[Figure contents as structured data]
--

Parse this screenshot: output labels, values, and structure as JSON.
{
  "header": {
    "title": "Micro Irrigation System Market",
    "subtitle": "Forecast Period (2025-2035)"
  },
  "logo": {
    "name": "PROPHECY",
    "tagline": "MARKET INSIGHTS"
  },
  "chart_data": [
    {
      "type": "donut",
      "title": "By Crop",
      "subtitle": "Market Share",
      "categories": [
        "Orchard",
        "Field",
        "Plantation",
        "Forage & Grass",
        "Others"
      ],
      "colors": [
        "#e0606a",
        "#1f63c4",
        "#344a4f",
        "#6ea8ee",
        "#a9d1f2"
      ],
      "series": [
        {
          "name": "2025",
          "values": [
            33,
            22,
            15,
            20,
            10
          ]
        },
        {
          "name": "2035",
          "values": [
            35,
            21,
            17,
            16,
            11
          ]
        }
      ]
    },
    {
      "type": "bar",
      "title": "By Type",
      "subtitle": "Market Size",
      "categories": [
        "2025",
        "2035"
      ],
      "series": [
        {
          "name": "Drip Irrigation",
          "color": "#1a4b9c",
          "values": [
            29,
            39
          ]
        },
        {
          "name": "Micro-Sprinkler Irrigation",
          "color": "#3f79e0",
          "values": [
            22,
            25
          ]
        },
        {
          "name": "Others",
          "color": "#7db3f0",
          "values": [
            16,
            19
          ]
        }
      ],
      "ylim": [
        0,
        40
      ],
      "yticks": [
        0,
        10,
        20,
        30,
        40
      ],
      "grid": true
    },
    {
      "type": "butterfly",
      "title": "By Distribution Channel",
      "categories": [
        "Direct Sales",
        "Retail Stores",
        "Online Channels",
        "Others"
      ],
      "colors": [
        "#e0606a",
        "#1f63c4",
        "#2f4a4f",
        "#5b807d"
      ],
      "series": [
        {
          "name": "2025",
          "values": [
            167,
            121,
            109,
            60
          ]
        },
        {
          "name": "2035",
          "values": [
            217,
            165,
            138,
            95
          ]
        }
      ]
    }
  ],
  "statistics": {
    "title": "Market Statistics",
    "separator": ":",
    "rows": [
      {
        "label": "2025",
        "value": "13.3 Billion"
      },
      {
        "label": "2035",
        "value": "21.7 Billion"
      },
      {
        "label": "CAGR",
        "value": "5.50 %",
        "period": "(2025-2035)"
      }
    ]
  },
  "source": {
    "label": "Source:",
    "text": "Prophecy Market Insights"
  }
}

--

Copy the material above, line for line.

**COMPLETE OUTPUT:**
Parse this screenshot: output labels, values, and structure as JSON.
{
  "header": {
    "title": "Micro Irrigation System Market",
    "subtitle": "Forecast Period (2025-2035)"
  },
  "logo": {
    "name": "PROPHECY",
    "tagline": "MARKET INSIGHTS"
  },
  "chart_data": [
    {
      "type": "donut",
      "title": "By Crop",
      "subtitle": "Market Share",
      "categories": [
        "Orchard",
        "Field",
        "Plantation",
        "Forage & Grass",
        "Others"
      ],
      "colors": [
        "#e0606a",
        "#1f63c4",
        "#344a4f",
        "#6ea8ee",
        "#a9d1f2"
      ],
      "series": [
        {
          "name": "2025",
          "values": [
            33,
            22,
            15,
            20,
            10
          ]
        },
        {
          "name": "2035",
          "values": [
            35,
            21,
            17,
            16,
            11
          ]
        }
      ]
    },
    {
      "type": "bar",
      "title": "By Type",
      "subtitle": "Market Size",
      "categories": [
        "2025",
        "2035"
      ],
      "series": [
        {
          "name": "Drip Irrigation",
          "color": "#1a4b9c",
          "values": [
            29,
            39
          ]
        },
        {
          "name": "Micro-Sprinkler Irrigation",
          "color": "#3f79e0",
          "values": [
            22,
            25
          ]
        },
        {
          "name": "Others",
          "color": "#7db3f0",
          "values": [
            16,
            19
          ]
        }
      ],
      "ylim": [
        0,
        40
      ],
      "yticks": [
        0,
        10,
        20,
        30,
        40
      ],
      "grid": true
    },
    {
      "type": "butterfly",
      "title": "By Distribution Channel",
      "categories": [
        "Direct Sales",
        "Retail Stores",
        "Online Channels",
        "Others"
      ],
      "colors": [
        "#e0606a",
        "#1f63c4",
        "#2f4a4f",
        "#5b807d"
      ],
      "series": [
        {
          "name": "2025",
          "values": [
            167,
            121,
            109,
            60
          ]
        },
        {
          "name": "2035",
          "values": [
            217,
            165,
            138,
            95
          ]
        }
      ]
    }
  ],
  "statistics": {
    "title": "Market Statistics",
    "separator": ":",
    "rows": [
      {
        "label": "2025",
        "value": "13.3 Billion"
      },
      {
        "label": "2035",
        "value": "21.7 Billion"
      },
      {
        "label": "CAGR",
        "value": "5.50 %",
        "period": "(2025-2035)"
      }
    ]
  },
  "source": {
    "label": "Source:",
    "text": "Prophecy Market Insights"
  }
}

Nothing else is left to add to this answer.